#### [Description of the task]
Extract the listing below in full, unchanged.

☆ ☆ ☆ ☆

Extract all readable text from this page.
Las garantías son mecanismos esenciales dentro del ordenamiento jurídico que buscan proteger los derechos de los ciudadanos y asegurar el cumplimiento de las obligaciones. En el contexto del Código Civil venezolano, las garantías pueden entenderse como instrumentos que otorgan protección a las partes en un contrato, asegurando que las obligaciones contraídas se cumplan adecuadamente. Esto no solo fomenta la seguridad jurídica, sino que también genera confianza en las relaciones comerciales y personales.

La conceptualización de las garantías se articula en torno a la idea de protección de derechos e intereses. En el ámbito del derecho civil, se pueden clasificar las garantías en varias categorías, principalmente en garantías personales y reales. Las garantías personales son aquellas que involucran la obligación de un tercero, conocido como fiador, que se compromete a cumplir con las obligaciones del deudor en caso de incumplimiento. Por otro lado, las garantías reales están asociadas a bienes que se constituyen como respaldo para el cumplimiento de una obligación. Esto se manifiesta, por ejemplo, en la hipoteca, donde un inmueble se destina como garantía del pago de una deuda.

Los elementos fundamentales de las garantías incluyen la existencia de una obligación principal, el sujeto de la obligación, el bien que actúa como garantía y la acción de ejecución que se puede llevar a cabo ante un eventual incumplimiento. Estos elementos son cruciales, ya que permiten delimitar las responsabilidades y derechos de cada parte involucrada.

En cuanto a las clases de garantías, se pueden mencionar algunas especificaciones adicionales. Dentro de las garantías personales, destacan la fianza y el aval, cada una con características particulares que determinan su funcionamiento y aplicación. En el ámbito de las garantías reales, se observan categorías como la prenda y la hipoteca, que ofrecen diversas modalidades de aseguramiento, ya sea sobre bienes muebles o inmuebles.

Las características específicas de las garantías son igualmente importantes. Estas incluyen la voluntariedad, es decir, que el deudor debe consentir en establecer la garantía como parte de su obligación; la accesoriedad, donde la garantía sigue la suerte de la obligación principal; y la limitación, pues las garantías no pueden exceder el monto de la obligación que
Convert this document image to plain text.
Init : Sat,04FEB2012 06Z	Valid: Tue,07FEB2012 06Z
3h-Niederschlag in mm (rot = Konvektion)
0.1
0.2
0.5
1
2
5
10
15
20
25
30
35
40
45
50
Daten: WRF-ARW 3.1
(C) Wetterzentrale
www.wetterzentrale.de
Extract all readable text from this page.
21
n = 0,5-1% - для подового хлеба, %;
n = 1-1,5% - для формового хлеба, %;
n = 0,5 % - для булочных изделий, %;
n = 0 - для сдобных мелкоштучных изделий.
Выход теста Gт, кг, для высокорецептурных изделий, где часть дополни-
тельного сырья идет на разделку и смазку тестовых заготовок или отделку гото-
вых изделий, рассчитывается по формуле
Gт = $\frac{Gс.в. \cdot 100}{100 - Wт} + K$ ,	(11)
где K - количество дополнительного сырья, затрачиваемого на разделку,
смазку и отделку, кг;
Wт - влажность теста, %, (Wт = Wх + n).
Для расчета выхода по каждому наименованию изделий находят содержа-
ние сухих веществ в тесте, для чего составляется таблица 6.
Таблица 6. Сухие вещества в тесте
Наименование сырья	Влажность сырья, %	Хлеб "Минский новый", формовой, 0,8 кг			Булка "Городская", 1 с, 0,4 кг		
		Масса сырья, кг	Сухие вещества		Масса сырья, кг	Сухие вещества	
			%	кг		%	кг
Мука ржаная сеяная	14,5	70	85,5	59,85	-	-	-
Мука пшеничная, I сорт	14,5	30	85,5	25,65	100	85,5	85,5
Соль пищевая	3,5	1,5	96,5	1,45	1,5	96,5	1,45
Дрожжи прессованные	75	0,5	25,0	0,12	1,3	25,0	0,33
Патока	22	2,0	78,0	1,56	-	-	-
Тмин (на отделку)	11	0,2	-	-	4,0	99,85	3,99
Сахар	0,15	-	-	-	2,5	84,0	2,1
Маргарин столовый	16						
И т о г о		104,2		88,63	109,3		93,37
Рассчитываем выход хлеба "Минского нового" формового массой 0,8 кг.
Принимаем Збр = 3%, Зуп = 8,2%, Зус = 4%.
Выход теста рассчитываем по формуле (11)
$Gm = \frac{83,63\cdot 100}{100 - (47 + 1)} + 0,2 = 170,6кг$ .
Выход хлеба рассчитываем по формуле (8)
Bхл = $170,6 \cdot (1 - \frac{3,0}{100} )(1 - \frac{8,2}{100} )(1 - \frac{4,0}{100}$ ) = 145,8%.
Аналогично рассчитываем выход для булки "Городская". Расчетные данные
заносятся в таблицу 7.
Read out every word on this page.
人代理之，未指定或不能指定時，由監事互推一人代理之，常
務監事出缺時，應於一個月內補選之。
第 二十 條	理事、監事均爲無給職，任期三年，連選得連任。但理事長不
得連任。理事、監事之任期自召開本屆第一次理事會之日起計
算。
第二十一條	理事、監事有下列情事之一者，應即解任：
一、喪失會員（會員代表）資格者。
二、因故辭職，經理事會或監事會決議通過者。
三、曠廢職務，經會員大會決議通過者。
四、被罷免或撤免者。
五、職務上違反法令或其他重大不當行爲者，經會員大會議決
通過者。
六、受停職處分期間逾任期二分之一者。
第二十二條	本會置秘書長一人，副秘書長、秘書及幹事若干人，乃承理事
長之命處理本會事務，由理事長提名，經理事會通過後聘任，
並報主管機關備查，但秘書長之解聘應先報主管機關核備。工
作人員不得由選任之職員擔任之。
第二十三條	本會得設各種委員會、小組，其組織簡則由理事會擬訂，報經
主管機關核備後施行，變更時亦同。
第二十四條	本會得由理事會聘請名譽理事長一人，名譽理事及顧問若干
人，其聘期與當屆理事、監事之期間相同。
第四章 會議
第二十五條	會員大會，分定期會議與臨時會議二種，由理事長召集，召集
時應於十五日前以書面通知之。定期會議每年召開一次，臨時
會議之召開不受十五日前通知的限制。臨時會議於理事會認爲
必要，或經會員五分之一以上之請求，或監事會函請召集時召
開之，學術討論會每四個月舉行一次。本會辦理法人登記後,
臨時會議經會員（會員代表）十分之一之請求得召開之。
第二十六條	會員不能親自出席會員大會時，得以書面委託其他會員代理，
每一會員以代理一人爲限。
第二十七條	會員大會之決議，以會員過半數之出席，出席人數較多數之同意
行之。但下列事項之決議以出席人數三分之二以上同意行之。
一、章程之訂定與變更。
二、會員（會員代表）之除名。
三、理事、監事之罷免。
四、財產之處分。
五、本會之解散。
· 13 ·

☆ ☆ ☆ ☆

#### [Exercise solution]
Extract all readable text from this page.
Las garantías son mecanismos esenciales dentro del ordenamiento jurídico que buscan proteger los derechos de los ciudadanos y asegurar el cumplimiento de las obligaciones. En el contexto del Código Civil venezolano, las garantías pueden entenderse como instrumentos que otorgan protección a las partes en un contrato, asegurando que las obligaciones contraídas se cumplan adecuadamente. Esto no solo fomenta la seguridad jurídica, sino que también genera confianza en las relaciones comerciales y personales.

La conceptualización de las garantías se articula en torno a la idea de protección de derechos e intereses. En el ámbito del derecho civil, se pueden clasificar las garantías en varias categorías, principalmente en garantías personales y reales. Las garantías personales son aquellas que involucran la obligación de un tercero, conocido como fiador, que se compromete a cumplir con las obligaciones del deudor en caso de incumplimiento. Por otro lado, las garantías reales están asociadas a bienes que se constituyen como respaldo para el cumplimiento de una obligación. Esto se manifiesta, por ejemplo, en la hipoteca, donde un inmueble se destina como garantía del pago de una deuda.

Los elementos fundamentales de las garantías incluyen la existencia de una obligación principal, el sujeto de la obligación, el bien que actúa como garantía y la acción de ejecución que se puede llevar a cabo ante un eventual incumplimiento. Estos elementos son cruciales, ya que permiten delimitar las responsabilidades y derechos de cada parte involucrada.

En cuanto a las clases de garantías, se pueden mencionar algunas especificaciones adicionales. Dentro de las garantías personales, destacan la fianza y el aval, cada una con características particulares que determinan su funcionamiento y aplicación. En el ámbito de las garantías reales, se observan categorías como la prenda y la hipoteca, que ofrecen diversas modalidades de aseguramiento, ya sea sobre bienes muebles o inmuebles.

Las características específicas de las garantías son igualmente importantes. Estas incluyen la voluntariedad, es decir, que el deudor debe consentir en establecer la garantía como parte de su obligación; la accesoriedad, donde la garantía sigue la suerte de la obligación principal; y la limitación, pues las garantías no pueden exceder el monto de la obligación que
Convert this document image to plain text.
Init : Sat,04FEB2012 06Z	Valid: Tue,07FEB2012 06Z
3h-Niederschlag in mm (rot = Konvektion)
0.1
0.2
0.5
1
2
5
10
15
20
25
30
35
40
45
50
Daten: WRF-ARW 3.1
(C) Wetterzentrale
www.wetterzentrale.de
Extract all readable text from this page.
21
n = 0,5-1% - для подового хлеба, %;
n = 1-1,5% - для формового хлеба, %;
n = 0,5 % - для булочных изделий, %;
n = 0 - для сдобных мелкоштучных изделий.
Выход теста Gт, кг, для высокорецептурных изделий, где часть дополни-
тельного сырья идет на разделку и смазку тестовых заготовок или отделку гото-
вых изделий, рассчитывается по формуле
Gт = $\frac{Gс.в. \cdot 100}{100 - Wт} + K$ ,	(11)
где K - количество дополнительного сырья, затрачиваемого на разделку,
смазку и отделку, кг;
Wт - влажность теста, %, (Wт = Wх + n).
Для расчета выхода по каждому наименованию изделий находят содержа-
ние сухих веществ в тесте, для чего составляется таблица 6.
Таблица 6. Сухие вещества в тесте
Наименование сырья	Влажность сырья, %	Хлеб "Минский новый", формовой, 0,8 кг			Булка "Городская", 1 с, 0,4 кг		
		Масса сырья, кг	Сухие вещества		Масса сырья, кг	Сухие вещества	
			%	кг		%	кг
Мука ржаная сеяная	14,5	70	85,5	59,85	-	-	-
Мука пшеничная, I сорт	14,5	30	85,5	25,65	100	85,5	85,5
Соль пищевая	3,5	1,5	96,5	1,45	1,5	96,5	1,45
Дрожжи прессованные	75	0,5	25,0	0,12	1,3	25,0	0,33
Патока	22	2,0	78,0	1,56	-	-	-
Тмин (на отделку)	11	0,2	-	-	4,0	99,85	3,99
Сахар	0,15	-	-	-	2,5	84,0	2,1
Маргарин столовый	16						
И т о г о		104,2		88,63	109,3		93,37
Рассчитываем выход хлеба "Минского нового" формового массой 0,8 кг.
Принимаем Збр = 3%, Зуп = 8,2%, Зус = 4%.
Выход теста рассчитываем по формуле (11)
$Gm = \frac{83,63\cdot 100}{100 - (47 + 1)} + 0,2 = 170,6кг$ .
Выход хлеба рассчитываем по формуле (8)
Bхл = $170,6 \cdot (1 - \frac{3,0}{100} )(1 - \frac{8,2}{100} )(1 - \frac{4,0}{100}$ ) = 145,8%.
Аналогично рассчитываем выход для булки "Городская". Расчетные данные
заносятся в таблицу 7.
Read out every word on this page.
人代理之，未指定或不能指定時，由監事互推一人代理之，常
務監事出缺時，應於一個月內補選之。
第 二十 條	理事、監事均爲無給職，任期三年，連選得連任。但理事長不
得連任。理事、監事之任期自召開本屆第一次理事會之日起計
算。
第二十一條	理事、監事有下列情事之一者，應即解任：
一、喪失會員（會員代表）資格者。
二、因故辭職，經理事會或監事會決議通過者。
三、曠廢職務，經會員大會決議通過者。
四、被罷免或撤免者。
五、職務上違反法令或其他重大不當行爲者，經會員大會議決
通過者。
六、受停職處分期間逾任期二分之一者。
第二十二條	本會置秘書長一人，副秘書長、秘書及幹事若干人，乃承理事
長之命處理本會事務，由理事長提名，經理事會通過後聘任，
並報主管機關備查，但秘書長之解聘應先報主管機關核備。工
作人員不得由選任之職員擔任之。
第二十三條	本會得設各種委員會、小組，其組織簡則由理事會擬訂，報經
主管機關核備後施行，變更時亦同。
第二十四條	本會得由理事會聘請名譽理事長一人，名譽理事及顧問若干
人，其聘期與當屆理事、監事之期間相同。
第四章 會議
第二十五條	會員大會，分定期會議與臨時會議二種，由理事長召集，召集
時應於十五日前以書面通知之。定期會議每年召開一次，臨時
會議之召開不受十五日前通知的限制。臨時會議於理事會認爲
必要，或經會員五分之一以上之請求，或監事會函請召集時召
開之，學術討論會每四個月舉行一次。本會辦理法人登記後,
臨時會議經會員（會員代表）十分之一之請求得召開之。
第二十六條	會員不能親自出席會員大會時，得以書面委託其他會員代理，
每一會員以代理一人爲限。
第二十七條	會員大會之決議，以會員過半數之出席，出席人數較多數之同意
行之。但下列事項之決議以出席人數三分之二以上同意行之。
一、章程之訂定與變更。
二、會員（會員代表）之除名。
三、理事、監事之罷免。
四、財產之處分。
五、本會之解散。
· 13 ·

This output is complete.